Reproduce the material in full, unchanged.

------------------------------------------------------------------------

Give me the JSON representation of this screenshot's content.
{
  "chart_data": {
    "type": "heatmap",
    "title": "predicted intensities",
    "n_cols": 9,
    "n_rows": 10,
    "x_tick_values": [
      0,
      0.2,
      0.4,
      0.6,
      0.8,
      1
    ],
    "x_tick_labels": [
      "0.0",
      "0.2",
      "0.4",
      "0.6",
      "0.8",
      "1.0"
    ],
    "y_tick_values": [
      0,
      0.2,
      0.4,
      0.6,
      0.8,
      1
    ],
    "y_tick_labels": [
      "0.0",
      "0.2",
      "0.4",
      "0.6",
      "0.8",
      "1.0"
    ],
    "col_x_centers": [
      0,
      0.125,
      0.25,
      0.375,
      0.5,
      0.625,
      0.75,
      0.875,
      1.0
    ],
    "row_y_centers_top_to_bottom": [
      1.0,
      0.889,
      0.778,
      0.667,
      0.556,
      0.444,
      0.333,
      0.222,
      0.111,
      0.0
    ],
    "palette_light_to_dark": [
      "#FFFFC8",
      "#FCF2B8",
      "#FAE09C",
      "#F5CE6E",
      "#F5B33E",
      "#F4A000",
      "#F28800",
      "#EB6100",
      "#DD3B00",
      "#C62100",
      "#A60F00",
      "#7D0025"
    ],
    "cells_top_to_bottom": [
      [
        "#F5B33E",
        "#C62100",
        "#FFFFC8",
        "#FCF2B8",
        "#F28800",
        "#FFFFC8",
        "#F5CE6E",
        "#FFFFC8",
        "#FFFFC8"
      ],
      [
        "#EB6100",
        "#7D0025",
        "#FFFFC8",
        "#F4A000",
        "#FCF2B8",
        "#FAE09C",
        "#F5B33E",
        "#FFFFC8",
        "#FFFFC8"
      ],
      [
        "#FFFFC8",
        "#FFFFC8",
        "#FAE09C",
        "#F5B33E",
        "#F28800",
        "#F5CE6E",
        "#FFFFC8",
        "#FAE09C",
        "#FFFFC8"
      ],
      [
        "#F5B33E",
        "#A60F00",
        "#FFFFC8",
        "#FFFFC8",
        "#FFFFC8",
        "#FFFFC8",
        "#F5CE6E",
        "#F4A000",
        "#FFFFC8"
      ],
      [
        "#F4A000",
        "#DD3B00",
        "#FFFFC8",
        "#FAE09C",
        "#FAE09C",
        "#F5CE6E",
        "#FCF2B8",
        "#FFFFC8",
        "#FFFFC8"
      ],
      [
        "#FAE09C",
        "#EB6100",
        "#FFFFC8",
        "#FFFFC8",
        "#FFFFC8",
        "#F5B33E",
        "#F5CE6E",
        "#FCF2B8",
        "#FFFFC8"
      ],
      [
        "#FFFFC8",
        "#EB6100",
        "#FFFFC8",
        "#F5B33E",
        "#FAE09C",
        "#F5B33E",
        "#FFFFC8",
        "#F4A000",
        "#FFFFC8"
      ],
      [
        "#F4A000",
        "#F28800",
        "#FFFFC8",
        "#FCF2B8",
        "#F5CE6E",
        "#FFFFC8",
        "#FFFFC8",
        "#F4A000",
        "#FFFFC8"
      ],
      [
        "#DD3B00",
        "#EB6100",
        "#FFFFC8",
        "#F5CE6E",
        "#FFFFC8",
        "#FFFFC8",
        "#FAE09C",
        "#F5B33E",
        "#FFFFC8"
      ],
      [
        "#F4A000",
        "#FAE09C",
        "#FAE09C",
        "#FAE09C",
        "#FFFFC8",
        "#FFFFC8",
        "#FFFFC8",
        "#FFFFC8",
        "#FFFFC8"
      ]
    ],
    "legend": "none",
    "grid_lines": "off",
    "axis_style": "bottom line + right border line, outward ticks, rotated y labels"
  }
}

------------------------------------------------------------------------

▸ **Expected answer**:
Give me the JSON representation of this screenshot's content.
{
  "chart_data": {
    "type": "heatmap",
    "title": "predicted intensities",
    "n_cols": 9,
    "n_rows": 10,
    "x_tick_values": [
      0,
      0.2,
      0.4,
      0.6,
      0.8,
      1
    ],
    "x_tick_labels": [
      "0.0",
      "0.2",
      "0.4",
      "0.6",
      "0.8",
      "1.0"
    ],
    "y_tick_values": [
      0,
      0.2,
      0.4,
      0.6,
      0.8,
      1
    ],
    "y_tick_labels": [
      "0.0",
      "0.2",
      "0.4",
      "0.6",
      "0.8",
      "1.0"
    ],
    "col_x_centers": [
      0,
      0.125,
      0.25,
      0.375,
      0.5,
      0.625,
      0.75,
      0.875,
      1.0
    ],
    "row_y_centers_top_to_bottom": [
      1.0,
      0.889,
      0.778,
      0.667,
      0.556,
      0.444,
      0.333,
      0.222,
      0.111,
      0.0
    ],
    "palette_light_to_dark": [
      "#FFFFC8",
      "#FCF2B8",
      "#FAE09C",
      "#F5CE6E",
      "#F5B33E",
      "#F4A000",
      "#F28800",
      "#EB6100",
      "#DD3B00",
      "#C62100",
      "#A60F00",
      "#7D0025"
    ],
    "cells_top_to_bottom": [
      [
        "#F5B33E",
        "#C62100",
        "#FFFFC8",
        "#FCF2B8",
        "#F28800",
        "#FFFFC8",
        "#F5CE6E",
        "#FFFFC8",
        "#FFFFC8"
      ],
      [
        "#EB6100",
        "#7D0025",
        "#FFFFC8",
        "#F4A000",
        "#FCF2B8",
        "#FAE09C",
        "#F5B33E",
        "#FFFFC8",
        "#FFFFC8"
      ],
      [
        "#FFFFC8",
        "#FFFFC8",
        "#FAE09C",
        "#F5B33E",
        "#F28800",
        "#F5CE6E",
        "#FFFFC8",
        "#FAE09C",
        "#FFFFC8"
      ],
      [
        "#F5B33E",
        "#A60F00",
        "#FFFFC8",
        "#FFFFC8",
        "#FFFFC8",
        "#FFFFC8",
        "#F5CE6E",
        "#F4A000",
        "#FFFFC8"
      ],
      [
        "#F4A000",
        "#DD3B00",
        "#FFFFC8",
        "#FAE09C",
        "#FAE09C",
        "#F5CE6E",
        "#FCF2B8",
        "#FFFFC8",
        "#FFFFC8"
      ],
      [
        "#FAE09C",
        "#EB6100",
        "#FFFFC8",
        "#FFFFC8",
        "#FFFFC8",
        "#F5B33E",
        "#F5CE6E",
        "#FCF2B8",
        "#FFFFC8"
      ],
      [
        "#FFFFC8",
        "#EB6100",
        "#FFFFC8",
        "#F5B33E",
        "#FAE09C",
        "#F5B33E",
        "#FFFFC8",
        "#F4A000",
        "#FFFFC8"
      ],
      [
        "#F4A000",
        "#F28800",
        "#FFFFC8",
        "#FCF2B8",
        "#F5CE6E",
        "#FFFFC8",
        "#FFFFC8",
        "#F4A000",
        "#FFFFC8"
      ],
      [
        "#DD3B00",
        "#EB6100",
        "#FFFFC8",
        "#F5CE6E",
        "#FFFFC8",
        "#FFFFC8",
        "#FAE09C",
        "#F5B33E",
        "#FFFFC8"
      ],
      [
        "#F4A000",
        "#FAE09C",
        "#FAE09C",
        "#FAE09C",
        "#FFFFC8",
        "#FFFFC8",
        "#FFFFC8",
        "#FFFFC8",
        "#FFFFC8"
      ]
    ],
    "legend": "none",
    "grid_lines": "off",
    "axis_style": "bottom line + right border line, outward ticks, rotated y labels"
  }
}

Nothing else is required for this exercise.